* _SOURCE DATA_
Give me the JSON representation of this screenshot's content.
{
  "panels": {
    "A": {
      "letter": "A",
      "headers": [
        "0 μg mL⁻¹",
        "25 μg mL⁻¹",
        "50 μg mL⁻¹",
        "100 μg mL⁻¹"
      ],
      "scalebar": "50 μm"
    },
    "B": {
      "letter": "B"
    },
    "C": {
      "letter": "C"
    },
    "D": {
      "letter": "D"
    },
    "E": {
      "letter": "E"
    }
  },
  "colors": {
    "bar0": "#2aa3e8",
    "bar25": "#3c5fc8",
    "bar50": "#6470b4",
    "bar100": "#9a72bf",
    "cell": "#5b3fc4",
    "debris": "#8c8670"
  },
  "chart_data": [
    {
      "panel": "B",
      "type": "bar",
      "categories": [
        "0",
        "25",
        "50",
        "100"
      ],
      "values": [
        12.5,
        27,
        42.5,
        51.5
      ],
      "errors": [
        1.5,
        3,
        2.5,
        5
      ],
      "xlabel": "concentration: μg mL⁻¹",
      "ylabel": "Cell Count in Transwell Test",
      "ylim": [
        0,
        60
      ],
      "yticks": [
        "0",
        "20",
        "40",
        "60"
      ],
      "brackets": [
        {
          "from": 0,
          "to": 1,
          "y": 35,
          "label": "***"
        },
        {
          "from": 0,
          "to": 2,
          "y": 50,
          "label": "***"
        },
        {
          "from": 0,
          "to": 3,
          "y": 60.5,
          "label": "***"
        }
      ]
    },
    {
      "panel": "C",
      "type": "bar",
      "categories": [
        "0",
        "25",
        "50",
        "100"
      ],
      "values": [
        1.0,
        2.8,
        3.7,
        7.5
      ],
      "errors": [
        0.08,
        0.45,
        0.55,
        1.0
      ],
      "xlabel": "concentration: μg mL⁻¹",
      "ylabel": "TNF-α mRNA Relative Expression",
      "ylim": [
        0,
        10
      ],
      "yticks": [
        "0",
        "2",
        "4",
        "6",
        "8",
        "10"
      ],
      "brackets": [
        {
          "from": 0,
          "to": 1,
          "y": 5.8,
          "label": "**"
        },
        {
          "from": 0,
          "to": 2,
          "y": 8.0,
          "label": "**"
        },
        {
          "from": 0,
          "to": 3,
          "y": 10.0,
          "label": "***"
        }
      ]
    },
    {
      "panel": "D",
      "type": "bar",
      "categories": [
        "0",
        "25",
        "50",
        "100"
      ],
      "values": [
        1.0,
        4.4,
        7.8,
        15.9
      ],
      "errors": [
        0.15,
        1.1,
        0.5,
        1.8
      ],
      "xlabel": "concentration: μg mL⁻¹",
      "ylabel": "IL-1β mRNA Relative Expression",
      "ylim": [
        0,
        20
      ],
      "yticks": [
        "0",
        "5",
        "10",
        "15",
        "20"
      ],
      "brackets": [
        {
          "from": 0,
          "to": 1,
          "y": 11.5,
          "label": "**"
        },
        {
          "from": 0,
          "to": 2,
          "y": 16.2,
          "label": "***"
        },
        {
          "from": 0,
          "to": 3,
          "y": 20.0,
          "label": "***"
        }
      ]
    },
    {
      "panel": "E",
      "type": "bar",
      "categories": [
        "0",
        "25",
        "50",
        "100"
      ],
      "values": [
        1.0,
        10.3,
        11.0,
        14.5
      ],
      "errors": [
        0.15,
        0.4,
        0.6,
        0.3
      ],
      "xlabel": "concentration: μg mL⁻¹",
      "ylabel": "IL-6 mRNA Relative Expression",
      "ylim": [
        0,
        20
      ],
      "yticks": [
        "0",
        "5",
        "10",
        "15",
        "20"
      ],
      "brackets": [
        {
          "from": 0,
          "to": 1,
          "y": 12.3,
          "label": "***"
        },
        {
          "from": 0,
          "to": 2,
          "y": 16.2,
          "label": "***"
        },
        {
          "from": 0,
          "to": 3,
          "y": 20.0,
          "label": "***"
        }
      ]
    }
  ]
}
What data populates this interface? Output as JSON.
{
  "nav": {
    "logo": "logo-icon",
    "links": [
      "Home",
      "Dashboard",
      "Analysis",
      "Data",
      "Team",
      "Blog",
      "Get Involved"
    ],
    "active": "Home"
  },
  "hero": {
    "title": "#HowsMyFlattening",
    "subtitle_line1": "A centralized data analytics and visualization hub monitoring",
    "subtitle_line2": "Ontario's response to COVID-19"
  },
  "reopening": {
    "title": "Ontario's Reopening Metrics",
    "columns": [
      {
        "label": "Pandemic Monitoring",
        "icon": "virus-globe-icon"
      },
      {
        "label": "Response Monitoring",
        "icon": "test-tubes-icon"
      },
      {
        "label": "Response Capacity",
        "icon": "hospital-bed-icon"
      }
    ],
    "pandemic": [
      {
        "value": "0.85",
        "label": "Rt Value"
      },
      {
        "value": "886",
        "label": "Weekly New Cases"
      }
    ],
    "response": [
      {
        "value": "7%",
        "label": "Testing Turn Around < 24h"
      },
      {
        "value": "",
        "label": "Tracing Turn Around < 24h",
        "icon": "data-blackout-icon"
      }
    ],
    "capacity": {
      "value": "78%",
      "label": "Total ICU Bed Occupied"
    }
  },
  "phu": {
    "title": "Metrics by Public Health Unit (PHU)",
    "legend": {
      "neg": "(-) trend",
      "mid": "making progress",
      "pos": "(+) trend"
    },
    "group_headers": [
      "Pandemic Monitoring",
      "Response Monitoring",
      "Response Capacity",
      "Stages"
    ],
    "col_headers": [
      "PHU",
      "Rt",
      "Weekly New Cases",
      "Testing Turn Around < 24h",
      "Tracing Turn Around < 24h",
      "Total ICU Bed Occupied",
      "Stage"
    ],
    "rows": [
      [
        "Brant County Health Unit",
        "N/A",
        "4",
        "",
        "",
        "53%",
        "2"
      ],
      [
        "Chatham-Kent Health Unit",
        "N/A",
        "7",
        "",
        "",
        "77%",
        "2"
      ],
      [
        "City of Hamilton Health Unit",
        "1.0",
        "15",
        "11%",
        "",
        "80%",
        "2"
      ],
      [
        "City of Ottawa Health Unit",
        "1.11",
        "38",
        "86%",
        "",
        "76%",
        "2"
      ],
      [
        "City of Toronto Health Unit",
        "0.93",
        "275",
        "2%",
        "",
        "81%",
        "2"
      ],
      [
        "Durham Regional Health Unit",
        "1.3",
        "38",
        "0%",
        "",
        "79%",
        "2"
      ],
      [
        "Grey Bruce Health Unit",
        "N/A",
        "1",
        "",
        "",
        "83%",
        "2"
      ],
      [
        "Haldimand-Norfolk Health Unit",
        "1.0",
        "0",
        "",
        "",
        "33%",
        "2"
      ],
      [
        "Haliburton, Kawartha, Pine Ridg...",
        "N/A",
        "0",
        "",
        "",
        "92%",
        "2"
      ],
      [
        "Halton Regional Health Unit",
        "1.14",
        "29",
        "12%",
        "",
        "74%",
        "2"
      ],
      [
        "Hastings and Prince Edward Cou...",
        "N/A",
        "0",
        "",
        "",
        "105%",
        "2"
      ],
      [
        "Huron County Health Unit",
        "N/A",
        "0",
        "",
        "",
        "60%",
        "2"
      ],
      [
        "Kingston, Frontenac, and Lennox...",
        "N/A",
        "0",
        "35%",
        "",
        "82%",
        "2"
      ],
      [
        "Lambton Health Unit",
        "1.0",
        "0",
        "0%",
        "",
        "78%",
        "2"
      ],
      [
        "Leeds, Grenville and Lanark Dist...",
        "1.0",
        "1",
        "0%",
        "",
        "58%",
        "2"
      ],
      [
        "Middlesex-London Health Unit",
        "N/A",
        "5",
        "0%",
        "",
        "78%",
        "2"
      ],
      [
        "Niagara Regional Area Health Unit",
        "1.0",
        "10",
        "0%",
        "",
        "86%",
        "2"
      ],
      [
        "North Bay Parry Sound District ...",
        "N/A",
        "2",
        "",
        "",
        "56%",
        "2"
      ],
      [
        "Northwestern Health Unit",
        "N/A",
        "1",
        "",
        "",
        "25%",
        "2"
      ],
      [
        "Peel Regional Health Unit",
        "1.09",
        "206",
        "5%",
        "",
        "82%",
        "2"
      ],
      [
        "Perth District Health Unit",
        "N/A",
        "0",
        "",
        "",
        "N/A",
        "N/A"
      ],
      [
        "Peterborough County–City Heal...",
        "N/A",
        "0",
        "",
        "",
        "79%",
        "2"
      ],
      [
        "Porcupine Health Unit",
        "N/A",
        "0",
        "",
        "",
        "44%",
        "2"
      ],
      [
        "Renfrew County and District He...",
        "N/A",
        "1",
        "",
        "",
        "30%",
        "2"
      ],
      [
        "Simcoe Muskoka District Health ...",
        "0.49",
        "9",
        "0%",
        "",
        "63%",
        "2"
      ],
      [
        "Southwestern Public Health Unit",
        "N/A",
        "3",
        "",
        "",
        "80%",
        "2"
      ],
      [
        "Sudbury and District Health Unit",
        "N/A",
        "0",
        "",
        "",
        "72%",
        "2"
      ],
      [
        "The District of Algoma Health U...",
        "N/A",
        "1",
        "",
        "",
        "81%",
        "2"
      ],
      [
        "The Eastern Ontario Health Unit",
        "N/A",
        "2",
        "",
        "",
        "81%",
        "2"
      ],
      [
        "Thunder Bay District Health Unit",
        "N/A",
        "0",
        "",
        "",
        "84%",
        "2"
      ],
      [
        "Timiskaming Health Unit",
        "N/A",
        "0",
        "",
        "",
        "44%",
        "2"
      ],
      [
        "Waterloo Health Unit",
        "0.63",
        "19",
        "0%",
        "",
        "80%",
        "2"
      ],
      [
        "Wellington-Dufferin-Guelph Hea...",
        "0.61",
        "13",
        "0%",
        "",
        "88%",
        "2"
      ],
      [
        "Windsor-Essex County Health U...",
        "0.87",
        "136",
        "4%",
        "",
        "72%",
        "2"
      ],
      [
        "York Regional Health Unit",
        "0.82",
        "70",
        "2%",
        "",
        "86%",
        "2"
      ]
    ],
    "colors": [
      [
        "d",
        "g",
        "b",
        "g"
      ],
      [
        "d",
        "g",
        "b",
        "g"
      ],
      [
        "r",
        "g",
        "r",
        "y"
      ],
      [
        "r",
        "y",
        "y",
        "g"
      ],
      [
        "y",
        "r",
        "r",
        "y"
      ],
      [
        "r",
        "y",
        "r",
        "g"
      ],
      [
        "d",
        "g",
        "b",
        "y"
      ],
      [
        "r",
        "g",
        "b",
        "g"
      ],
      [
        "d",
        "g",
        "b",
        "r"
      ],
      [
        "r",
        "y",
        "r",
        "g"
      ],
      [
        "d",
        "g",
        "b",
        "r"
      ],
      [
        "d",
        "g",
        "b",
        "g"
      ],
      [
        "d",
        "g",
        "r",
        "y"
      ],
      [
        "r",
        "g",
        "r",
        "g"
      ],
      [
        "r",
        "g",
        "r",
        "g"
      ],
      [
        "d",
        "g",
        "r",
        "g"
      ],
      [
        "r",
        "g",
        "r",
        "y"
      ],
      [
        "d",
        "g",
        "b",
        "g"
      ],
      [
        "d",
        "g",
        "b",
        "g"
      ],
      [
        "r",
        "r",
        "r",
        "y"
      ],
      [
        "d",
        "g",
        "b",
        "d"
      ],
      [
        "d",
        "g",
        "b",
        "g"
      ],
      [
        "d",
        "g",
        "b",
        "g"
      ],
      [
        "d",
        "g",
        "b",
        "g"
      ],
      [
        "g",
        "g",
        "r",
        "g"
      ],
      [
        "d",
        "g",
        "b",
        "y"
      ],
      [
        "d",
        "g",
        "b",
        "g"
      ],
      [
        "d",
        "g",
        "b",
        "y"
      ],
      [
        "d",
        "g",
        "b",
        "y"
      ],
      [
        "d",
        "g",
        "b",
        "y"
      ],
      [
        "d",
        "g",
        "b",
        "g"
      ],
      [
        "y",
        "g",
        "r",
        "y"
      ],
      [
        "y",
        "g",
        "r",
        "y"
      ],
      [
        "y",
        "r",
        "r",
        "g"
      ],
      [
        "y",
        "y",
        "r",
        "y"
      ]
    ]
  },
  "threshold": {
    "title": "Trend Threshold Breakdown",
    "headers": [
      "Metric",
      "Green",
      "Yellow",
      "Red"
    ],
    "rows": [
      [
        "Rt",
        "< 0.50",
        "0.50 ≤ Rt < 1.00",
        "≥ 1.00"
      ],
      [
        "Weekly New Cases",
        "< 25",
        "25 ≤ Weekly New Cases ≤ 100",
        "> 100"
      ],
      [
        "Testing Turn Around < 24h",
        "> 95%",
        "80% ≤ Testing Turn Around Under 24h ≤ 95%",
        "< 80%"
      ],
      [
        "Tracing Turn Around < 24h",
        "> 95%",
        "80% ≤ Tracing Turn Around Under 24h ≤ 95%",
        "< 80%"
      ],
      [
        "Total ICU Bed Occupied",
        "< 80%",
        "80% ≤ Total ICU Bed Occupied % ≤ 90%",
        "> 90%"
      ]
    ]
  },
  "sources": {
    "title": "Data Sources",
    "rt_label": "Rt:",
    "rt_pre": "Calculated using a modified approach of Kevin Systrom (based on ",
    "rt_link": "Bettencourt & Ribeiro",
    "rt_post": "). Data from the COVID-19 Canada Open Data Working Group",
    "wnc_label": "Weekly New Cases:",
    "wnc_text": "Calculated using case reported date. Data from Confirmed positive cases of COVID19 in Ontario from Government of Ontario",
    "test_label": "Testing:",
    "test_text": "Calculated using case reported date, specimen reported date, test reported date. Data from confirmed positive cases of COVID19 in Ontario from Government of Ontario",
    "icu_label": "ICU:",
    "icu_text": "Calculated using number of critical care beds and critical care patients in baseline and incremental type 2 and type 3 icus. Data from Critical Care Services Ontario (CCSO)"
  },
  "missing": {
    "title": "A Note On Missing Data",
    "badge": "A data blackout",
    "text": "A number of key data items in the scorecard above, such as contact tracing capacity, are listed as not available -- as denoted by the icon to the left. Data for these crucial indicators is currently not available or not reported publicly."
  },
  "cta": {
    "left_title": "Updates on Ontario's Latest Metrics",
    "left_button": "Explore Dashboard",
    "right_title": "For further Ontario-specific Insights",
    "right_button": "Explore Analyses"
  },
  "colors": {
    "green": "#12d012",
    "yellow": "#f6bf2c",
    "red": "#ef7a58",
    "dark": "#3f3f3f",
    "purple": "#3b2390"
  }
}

* _THE PROBLEM_
All lines with the word "District" should be copied from the material above.

* _TASK ANSWER_
        "North Bay Parry Sound District ...",
        "Perth District Health Unit",
        "Renfrew County and District He...",
        "Simcoe Muskoka District Health ...",
        "Sudbury and District Health Unit",
        "The District of Algoma Health U...",
        "Thunder Bay District Health Unit",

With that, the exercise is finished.